▶
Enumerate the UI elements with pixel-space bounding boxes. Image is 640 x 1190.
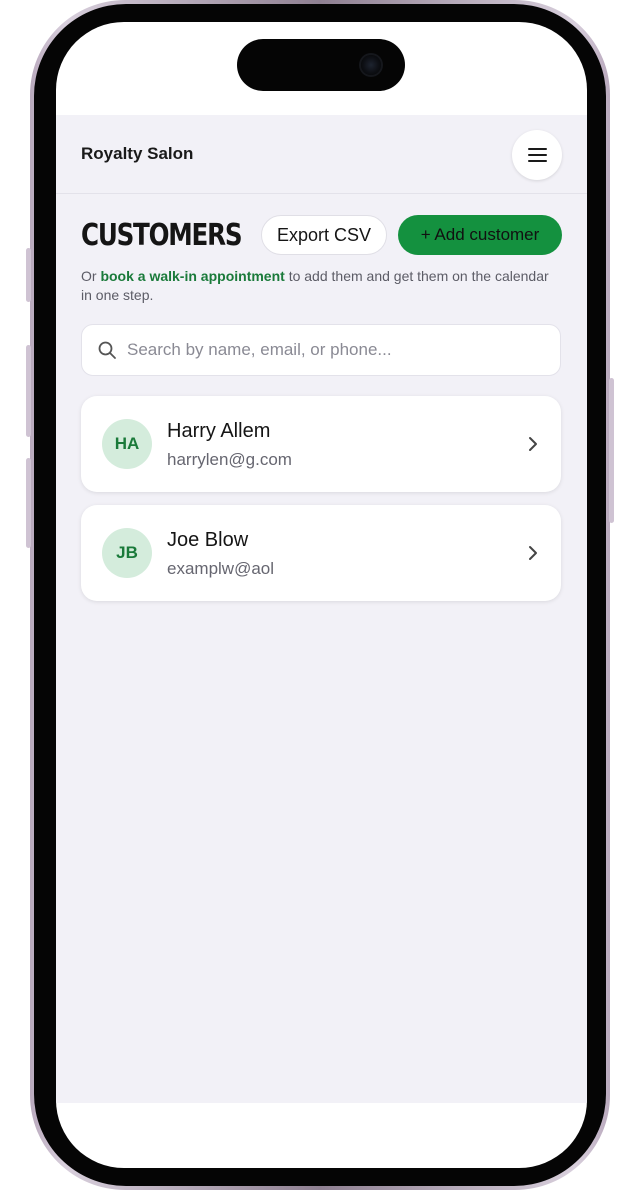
customer-name: Harry Allem — [167, 420, 271, 442]
dynamic-island — [237, 39, 405, 91]
top-bar: Royalty Salon — [56, 115, 587, 194]
brand-title: Royalty Salon — [81, 144, 194, 163]
menu-icon — [527, 148, 547, 162]
volume-down-button — [26, 458, 31, 548]
volume-up-button — [26, 345, 31, 437]
customer-card[interactable]: HA Harry Allem harrylen@g.com — [81, 396, 561, 492]
menu-button[interactable] — [512, 130, 562, 180]
avatar: HA — [102, 419, 152, 469]
camera-icon — [361, 55, 381, 75]
customer-name: Joe Blow — [167, 529, 249, 551]
hint-prefix: Or — [81, 268, 101, 284]
chevron-right-icon — [529, 437, 537, 451]
customer-email: harrylen@g.com — [167, 450, 292, 469]
walk-in-appointment-link[interactable]: book a walk-in appointment — [100, 268, 284, 284]
search-input[interactable]: Search by name, email, or phone... — [81, 324, 561, 376]
add-customer-button[interactable]: + Add customer — [398, 215, 562, 255]
customer-email: examplw@aol — [167, 559, 275, 578]
export-csv-button[interactable]: Export CSV — [261, 215, 387, 255]
action-button — [26, 248, 31, 302]
chevron-right-icon — [529, 546, 537, 560]
page-title: CUSTOMERS — [81, 218, 243, 253]
avatar: JB — [102, 528, 152, 578]
walk-in-hint: Or book a walk-in appointment to add the… — [81, 267, 551, 305]
customer-card[interactable]: JB Joe Blow examplw@aol — [81, 505, 561, 601]
power-button — [609, 378, 614, 523]
search-placeholder: Search by name, email, or phone... — [127, 340, 392, 359]
app-view: Royalty Salon CUSTOMERS Export CSV + Add… — [56, 115, 587, 1103]
search-icon — [98, 341, 116, 359]
screen: Royalty Salon CUSTOMERS Export CSV + Add… — [56, 22, 587, 1168]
◀
The task:
Render the stretch of the records from the line containing "customer-name: Harry Allem" through the line containing "chevron-right-icon — [529, 437, 537, 451]" as a Markdown table with the columns Number and Entry, leaving out any blank lines.

Problem solution:
| Number | Entry |
|---|---|
| 1 | customer-name: Harry Allem — [167, 420, 271, 442] |
| 2 | dynamic-island — [237, 39, 405, 91] |
| 3 | top-bar: Royalty Salon — [56, 115, 587, 194] |
| 4 | brand-title: Royalty Salon — [81, 144, 194, 163] |
| 5 | menu-icon — [527, 148, 547, 162] |
| 6 | volume-down-button — [26, 458, 31, 548] |
| 7 | volume-up-button — [26, 345, 31, 437] |
| 8 | customer-card[interactable]: HA Harry Allem harrylen@g.com — [81, 396, 561, 492] |
| 9 | menu-button[interactable] — [512, 130, 562, 180] |
| 10 | avatar: HA — [102, 419, 152, 469] |
| 11 | camera-icon — [361, 55, 381, 75] |
| 12 | customer-name: Joe Blow — [167, 529, 249, 551] |
| 13 | hint-prefix: Or — [81, 268, 101, 284] |
| 14 | chevron-right-icon — [529, 437, 537, 451] |